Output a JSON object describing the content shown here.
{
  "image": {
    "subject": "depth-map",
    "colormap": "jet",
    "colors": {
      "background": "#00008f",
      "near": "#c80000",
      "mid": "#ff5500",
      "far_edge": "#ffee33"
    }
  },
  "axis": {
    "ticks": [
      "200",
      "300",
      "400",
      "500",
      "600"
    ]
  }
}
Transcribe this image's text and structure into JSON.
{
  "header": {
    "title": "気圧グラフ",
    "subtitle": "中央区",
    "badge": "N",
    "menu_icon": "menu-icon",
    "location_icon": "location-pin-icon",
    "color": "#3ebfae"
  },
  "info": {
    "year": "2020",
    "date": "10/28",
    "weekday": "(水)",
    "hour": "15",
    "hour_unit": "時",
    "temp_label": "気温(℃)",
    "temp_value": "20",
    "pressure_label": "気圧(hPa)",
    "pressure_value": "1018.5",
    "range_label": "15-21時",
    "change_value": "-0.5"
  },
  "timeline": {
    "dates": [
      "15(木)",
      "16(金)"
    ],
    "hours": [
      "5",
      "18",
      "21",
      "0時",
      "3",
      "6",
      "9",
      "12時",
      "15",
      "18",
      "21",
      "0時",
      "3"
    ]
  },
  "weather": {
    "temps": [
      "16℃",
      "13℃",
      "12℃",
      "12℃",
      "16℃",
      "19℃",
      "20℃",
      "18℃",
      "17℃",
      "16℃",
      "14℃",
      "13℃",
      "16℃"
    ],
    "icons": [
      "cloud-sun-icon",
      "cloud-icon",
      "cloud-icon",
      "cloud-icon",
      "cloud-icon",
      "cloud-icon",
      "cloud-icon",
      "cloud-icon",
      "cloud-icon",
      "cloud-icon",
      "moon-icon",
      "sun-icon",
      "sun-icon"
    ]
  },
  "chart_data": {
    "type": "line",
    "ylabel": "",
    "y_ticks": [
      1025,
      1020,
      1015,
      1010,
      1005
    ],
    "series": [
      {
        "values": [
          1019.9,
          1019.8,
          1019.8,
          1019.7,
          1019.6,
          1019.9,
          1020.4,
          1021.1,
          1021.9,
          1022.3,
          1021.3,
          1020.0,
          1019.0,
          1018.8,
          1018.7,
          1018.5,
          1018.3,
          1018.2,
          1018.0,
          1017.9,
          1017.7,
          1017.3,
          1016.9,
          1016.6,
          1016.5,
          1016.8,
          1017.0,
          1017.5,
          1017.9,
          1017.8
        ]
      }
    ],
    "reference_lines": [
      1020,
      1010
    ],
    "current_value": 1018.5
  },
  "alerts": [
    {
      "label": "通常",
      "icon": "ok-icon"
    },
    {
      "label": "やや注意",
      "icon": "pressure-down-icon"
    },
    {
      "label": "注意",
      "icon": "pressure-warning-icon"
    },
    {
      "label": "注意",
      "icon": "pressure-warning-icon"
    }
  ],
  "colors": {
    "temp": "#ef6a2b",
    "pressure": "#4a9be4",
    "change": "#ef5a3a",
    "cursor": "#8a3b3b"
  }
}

____

> **TASK TO CARRY OUT**:
Copy out all of the data exactly, leaving nothing out.

> **TASK OUTPUT**:
Output a JSON object describing the content shown here.
{
  "image": {
    "subject": "depth-map",
    "colormap": "jet",
    "colors": {
      "background": "#00008f",
      "near": "#c80000",
      "mid": "#ff5500",
      "far_edge": "#ffee33"
    }
  },
  "axis": {
    "ticks": [
      "200",
      "300",
      "400",
      "500",
      "600"
    ]
  }
}
Transcribe this image's text and structure into JSON.
{
  "header": {
    "title": "気圧グラフ",
    "subtitle": "中央区",
    "badge": "N",
    "menu_icon": "menu-icon",
    "location_icon": "location-pin-icon",
    "color": "#3ebfae"
  },
  "info": {
    "year": "2020",
    "date": "10/28",
    "weekday": "(水)",
    "hour": "15",
    "hour_unit": "時",
    "temp_label": "気温(℃)",
    "temp_value": "20",
    "pressure_label": "気圧(hPa)",
    "pressure_value": "1018.5",
    "range_label": "15-21時",
    "change_value": "-0.5"
  },
  "timeline": {
    "dates": [
      "15(木)",
      "16(金)"
    ],
    "hours": [
      "5",
      "18",
      "21",
      "0時",
      "3",
      "6",
      "9",
      "12時",
      "15",
      "18",
      "21",
      "0時",
      "3"
    ]
  },
  "weather": {
    "temps": [
      "16℃",
      "13℃",
      "12℃",
      "12℃",
      "16℃",
      "19℃",
      "20℃",
      "18℃",
      "17℃",
      "16℃",
      "14℃",
      "13℃",
      "16℃"
    ],
    "icons": [
      "cloud-sun-icon",
      "cloud-icon",
      "cloud-icon",
      "cloud-icon",
      "cloud-icon",
      "cloud-icon",
      "cloud-icon",
      "cloud-icon",
      "cloud-icon",
      "cloud-icon",
      "moon-icon",
      "sun-icon",
      "sun-icon"
    ]
  },
  "chart_data": {
    "type": "line",
    "ylabel": "",
    "y_ticks": [
      1025,
      1020,
      1015,
      1010,
      1005
    ],
    "series": [
      {
        "values": [
          1019.9,
          1019.8,
          1019.8,
          1019.7,
          1019.6,
          1019.9,
          1020.4,
          1021.1,
          1021.9,
          1022.3,
          1021.3,
          1020.0,
          1019.0,
          1018.8,
          1018.7,
          1018.5,
          1018.3,
          1018.2,
          1018.0,
          1017.9,
          1017.7,
          1017.3,
          1016.9,
          1016.6,
          1016.5,
          1016.8,
          1017.0,
          1017.5,
          1017.9,
          1017.8
        ]
      }
    ],
    "reference_lines": [
      1020,
      1010
    ],
    "current_value": 1018.5
  },
  "alerts": [
    {
      "label": "通常",
      "icon": "ok-icon"
    },
    {
      "label": "やや注意",
      "icon": "pressure-down-icon"
    },
    {
      "label": "注意",
      "icon": "pressure-warning-icon"
    },
    {
      "label": "注意",
      "icon": "pressure-warning-icon"
    }
  ],
  "colors": {
    "temp": "#ef6a2b",
    "pressure": "#4a9be4",
    "change": "#ef5a3a",
    "cursor": "#8a3b3b"
  }
}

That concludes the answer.